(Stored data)
....................

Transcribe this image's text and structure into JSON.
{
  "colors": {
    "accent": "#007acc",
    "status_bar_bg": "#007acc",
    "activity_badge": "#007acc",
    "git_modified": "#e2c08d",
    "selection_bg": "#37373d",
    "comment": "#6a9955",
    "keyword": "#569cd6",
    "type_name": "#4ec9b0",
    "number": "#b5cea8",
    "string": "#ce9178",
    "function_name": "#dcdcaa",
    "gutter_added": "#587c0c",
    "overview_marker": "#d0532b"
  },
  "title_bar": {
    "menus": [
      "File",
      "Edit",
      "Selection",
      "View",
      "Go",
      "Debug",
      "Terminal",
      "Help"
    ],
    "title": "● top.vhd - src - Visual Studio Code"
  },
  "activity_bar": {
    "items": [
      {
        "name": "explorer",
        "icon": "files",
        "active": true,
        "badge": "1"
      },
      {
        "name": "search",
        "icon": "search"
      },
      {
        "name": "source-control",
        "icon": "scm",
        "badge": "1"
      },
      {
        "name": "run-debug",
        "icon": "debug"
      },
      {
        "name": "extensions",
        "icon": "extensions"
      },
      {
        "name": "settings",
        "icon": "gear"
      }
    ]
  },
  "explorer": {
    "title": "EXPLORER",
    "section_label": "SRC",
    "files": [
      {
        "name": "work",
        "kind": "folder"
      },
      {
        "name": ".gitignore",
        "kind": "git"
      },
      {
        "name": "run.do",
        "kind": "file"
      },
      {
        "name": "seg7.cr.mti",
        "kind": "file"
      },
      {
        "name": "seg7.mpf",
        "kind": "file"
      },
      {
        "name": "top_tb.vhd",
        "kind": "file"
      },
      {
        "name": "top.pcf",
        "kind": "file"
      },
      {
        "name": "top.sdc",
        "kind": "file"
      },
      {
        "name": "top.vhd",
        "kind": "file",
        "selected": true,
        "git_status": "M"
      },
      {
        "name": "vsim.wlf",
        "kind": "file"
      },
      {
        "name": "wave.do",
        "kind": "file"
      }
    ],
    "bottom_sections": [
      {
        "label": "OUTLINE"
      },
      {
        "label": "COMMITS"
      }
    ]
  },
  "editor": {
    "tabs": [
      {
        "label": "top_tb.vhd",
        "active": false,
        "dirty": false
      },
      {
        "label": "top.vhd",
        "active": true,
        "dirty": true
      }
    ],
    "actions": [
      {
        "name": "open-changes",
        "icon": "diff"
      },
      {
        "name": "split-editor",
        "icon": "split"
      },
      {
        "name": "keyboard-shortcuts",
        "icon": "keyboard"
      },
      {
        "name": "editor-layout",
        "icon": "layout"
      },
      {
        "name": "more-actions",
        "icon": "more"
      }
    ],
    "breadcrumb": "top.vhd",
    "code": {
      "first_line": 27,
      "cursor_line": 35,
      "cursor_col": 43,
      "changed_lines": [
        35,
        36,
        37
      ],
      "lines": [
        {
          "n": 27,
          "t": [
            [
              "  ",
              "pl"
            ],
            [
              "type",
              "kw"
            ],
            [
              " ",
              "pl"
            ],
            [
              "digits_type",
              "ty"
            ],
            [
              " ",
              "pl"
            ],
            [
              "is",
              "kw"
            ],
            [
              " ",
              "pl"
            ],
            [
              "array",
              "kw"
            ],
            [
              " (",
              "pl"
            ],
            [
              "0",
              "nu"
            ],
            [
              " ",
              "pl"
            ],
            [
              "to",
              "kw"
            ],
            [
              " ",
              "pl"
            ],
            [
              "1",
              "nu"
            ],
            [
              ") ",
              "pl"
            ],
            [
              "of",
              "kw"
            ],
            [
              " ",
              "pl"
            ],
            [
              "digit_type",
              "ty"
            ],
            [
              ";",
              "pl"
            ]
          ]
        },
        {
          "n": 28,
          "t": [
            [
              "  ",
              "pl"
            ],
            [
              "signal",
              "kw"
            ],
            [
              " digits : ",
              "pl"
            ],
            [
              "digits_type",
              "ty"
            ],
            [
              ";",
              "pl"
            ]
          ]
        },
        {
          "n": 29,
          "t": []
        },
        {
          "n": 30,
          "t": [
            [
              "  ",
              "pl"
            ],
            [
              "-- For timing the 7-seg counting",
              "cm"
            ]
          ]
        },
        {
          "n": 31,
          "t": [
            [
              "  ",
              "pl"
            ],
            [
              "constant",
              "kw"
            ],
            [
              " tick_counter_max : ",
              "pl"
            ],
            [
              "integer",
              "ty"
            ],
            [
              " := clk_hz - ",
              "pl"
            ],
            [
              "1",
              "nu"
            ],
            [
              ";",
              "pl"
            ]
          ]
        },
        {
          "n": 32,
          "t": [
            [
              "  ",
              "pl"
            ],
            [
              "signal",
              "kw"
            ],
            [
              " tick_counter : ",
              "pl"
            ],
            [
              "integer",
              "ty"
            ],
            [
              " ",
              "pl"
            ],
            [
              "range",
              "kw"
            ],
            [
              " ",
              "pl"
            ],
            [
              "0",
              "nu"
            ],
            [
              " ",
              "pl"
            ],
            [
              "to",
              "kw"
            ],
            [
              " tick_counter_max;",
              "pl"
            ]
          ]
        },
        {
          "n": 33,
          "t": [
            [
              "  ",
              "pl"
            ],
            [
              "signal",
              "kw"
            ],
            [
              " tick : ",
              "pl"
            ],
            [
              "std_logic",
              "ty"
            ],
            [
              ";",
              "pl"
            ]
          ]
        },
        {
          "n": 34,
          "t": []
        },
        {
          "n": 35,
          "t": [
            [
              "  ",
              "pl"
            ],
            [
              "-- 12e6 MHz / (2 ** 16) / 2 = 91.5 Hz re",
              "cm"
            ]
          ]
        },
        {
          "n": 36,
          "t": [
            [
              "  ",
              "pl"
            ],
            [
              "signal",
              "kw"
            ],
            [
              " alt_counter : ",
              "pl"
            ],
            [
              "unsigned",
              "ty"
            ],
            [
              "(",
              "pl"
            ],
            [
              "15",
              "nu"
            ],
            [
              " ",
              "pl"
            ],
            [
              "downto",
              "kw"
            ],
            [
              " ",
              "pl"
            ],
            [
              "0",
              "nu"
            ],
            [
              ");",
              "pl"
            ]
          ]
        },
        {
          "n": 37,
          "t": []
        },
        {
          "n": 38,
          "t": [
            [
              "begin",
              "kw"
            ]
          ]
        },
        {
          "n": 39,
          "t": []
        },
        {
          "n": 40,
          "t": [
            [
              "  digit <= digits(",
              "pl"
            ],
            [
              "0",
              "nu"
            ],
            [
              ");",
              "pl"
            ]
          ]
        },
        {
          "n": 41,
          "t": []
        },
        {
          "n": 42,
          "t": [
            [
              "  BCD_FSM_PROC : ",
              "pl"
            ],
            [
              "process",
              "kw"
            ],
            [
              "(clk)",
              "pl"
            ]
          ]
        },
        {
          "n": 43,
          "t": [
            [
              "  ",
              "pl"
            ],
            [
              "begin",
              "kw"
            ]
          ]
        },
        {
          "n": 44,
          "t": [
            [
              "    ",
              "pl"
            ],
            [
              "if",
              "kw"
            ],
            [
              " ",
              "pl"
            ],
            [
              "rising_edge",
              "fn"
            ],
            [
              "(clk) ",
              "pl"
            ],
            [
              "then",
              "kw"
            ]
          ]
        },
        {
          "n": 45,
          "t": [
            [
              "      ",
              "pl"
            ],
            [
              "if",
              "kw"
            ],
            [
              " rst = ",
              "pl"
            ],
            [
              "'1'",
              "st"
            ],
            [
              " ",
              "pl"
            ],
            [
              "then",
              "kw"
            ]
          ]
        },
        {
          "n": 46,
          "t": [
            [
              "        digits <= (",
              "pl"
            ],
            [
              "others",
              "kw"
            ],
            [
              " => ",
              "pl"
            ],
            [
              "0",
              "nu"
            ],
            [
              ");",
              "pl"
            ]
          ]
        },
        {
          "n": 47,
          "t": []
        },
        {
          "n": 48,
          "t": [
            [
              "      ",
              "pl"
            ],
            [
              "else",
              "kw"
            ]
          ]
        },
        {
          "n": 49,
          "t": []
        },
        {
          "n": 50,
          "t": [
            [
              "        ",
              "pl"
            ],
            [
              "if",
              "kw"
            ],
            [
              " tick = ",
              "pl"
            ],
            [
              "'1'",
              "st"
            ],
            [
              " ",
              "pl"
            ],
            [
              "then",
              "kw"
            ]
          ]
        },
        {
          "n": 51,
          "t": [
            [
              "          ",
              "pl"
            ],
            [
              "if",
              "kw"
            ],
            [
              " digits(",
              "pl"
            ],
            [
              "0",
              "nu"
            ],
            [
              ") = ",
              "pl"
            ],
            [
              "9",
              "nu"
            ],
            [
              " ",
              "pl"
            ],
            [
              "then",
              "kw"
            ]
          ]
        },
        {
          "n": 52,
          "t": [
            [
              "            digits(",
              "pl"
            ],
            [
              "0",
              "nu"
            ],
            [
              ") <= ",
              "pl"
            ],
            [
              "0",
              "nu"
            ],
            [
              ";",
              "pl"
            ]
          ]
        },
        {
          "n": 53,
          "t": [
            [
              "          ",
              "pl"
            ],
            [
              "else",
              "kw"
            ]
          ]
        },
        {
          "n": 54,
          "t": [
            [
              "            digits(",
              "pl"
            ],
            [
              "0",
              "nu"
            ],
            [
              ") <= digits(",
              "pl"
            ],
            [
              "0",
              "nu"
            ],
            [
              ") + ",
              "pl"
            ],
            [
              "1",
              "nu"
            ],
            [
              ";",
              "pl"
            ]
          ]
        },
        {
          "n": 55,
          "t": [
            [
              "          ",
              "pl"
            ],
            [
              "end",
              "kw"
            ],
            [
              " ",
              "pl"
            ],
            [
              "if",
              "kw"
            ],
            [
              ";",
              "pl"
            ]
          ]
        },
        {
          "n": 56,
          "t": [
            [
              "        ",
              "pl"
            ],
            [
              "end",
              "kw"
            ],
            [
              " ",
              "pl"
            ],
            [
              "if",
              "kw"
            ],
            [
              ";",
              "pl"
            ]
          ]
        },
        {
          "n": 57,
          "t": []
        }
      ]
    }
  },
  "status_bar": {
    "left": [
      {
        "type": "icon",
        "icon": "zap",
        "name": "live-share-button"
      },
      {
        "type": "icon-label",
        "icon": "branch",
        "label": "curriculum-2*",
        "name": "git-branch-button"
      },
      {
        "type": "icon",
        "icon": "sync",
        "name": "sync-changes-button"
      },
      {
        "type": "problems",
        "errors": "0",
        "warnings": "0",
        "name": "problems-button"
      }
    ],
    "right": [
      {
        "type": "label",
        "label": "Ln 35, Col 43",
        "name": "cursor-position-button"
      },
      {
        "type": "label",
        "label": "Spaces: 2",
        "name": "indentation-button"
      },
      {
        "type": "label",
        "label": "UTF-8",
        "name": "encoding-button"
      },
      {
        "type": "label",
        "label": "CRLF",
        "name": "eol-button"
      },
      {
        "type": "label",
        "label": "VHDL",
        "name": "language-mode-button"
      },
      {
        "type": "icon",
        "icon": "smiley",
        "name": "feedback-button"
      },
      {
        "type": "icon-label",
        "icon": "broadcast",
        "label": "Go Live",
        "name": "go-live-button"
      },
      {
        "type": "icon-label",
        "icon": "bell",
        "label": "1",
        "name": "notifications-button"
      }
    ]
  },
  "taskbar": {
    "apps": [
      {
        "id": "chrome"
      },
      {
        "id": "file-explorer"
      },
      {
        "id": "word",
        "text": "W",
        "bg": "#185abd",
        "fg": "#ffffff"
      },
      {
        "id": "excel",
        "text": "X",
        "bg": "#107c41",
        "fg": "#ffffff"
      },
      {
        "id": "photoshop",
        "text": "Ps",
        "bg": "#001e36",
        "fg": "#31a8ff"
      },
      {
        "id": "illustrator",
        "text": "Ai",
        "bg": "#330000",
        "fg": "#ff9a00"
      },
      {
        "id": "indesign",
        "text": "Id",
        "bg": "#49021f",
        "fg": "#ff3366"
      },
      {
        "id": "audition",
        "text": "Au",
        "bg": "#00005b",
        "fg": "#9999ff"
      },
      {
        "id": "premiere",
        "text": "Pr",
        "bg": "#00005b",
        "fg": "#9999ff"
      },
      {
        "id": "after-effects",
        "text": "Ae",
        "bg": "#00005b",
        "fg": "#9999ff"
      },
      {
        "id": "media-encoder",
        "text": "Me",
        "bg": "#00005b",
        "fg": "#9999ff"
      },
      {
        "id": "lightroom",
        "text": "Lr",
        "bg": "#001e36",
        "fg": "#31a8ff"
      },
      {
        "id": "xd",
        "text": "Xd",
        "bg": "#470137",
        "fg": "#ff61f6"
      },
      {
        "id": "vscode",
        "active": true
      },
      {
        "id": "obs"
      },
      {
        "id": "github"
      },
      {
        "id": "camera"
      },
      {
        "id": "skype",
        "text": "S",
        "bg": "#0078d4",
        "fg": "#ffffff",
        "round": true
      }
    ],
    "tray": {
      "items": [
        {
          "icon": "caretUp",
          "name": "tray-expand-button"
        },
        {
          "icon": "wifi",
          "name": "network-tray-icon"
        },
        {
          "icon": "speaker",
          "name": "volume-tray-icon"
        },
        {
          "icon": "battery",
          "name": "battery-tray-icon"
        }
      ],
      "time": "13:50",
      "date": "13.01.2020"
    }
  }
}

....................

DO THIS:
Pick out every line of the listing containing the word "true", and show those lines.

COMPLETED EXERCISE:
        "active": true,
        "selected": true,
        "active": true,
        "dirty": true
        "active": true
        "round": true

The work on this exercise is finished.